§ **GOAL**:
Can you quote the records below in full, word for word?

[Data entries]
****

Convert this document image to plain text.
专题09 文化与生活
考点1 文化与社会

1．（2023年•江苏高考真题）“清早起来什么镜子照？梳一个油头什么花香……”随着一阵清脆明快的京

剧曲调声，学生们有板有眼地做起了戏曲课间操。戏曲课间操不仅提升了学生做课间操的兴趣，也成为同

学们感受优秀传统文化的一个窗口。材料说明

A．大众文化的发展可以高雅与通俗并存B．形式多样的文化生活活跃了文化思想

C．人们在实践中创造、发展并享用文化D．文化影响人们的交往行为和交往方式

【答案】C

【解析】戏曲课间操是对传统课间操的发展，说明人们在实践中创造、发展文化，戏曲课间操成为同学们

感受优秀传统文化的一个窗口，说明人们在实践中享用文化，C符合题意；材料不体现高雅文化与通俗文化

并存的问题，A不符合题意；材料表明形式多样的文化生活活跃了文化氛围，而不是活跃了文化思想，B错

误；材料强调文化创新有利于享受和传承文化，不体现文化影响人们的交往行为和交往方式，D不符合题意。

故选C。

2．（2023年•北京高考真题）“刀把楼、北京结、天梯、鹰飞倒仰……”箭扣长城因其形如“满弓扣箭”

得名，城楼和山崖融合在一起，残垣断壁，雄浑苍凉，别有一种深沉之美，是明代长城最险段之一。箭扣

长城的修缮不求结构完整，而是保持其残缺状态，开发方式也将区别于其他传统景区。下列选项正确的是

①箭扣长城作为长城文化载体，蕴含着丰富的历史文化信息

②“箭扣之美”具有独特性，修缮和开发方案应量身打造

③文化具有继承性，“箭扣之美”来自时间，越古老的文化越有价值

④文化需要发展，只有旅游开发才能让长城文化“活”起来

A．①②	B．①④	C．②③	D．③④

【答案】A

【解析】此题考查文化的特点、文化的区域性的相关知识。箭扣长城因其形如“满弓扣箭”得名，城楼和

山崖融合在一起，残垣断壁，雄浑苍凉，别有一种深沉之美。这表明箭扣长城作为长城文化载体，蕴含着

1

****

§ **SOLVED PROBLEM**:
Convert this document image to plain text.
专题09 文化与生活
考点1 文化与社会

1．（2023年•江苏高考真题）“清早起来什么镜子照？梳一个油头什么花香……”随着一阵清脆明快的京

剧曲调声，学生们有板有眼地做起了戏曲课间操。戏曲课间操不仅提升了学生做课间操的兴趣，也成为同

学们感受优秀传统文化的一个窗口。材料说明

A．大众文化的发展可以高雅与通俗并存B．形式多样的文化生活活跃了文化思想

C．人们在实践中创造、发展并享用文化D．文化影响人们的交往行为和交往方式

【答案】C

【解析】戏曲课间操是对传统课间操的发展，说明人们在实践中创造、发展文化，戏曲课间操成为同学们

感受优秀传统文化的一个窗口，说明人们在实践中享用文化，C符合题意；材料不体现高雅文化与通俗文化

并存的问题，A不符合题意；材料表明形式多样的文化生活活跃了文化氛围，而不是活跃了文化思想，B错

误；材料强调文化创新有利于享受和传承文化，不体现文化影响人们的交往行为和交往方式，D不符合题意。

故选C。

2．（2023年•北京高考真题）“刀把楼、北京结、天梯、鹰飞倒仰……”箭扣长城因其形如“满弓扣箭”

得名，城楼和山崖融合在一起，残垣断壁，雄浑苍凉，别有一种深沉之美，是明代长城最险段之一。箭扣

长城的修缮不求结构完整，而是保持其残缺状态，开发方式也将区别于其他传统景区。下列选项正确的是

①箭扣长城作为长城文化载体，蕴含着丰富的历史文化信息

②“箭扣之美”具有独特性，修缮和开发方案应量身打造

③文化具有继承性，“箭扣之美”来自时间，越古老的文化越有价值

④文化需要发展，只有旅游开发才能让长城文化“活”起来

A．①②	B．①④	C．②③	D．③④

【答案】A

【解析】此题考查文化的特点、文化的区域性的相关知识。箭扣长城因其形如“满弓扣箭”得名，城楼和

山崖融合在一起，残垣断壁，雄浑苍凉，别有一种深沉之美。这表明箭扣长城作为长城文化载体，蕴含着

1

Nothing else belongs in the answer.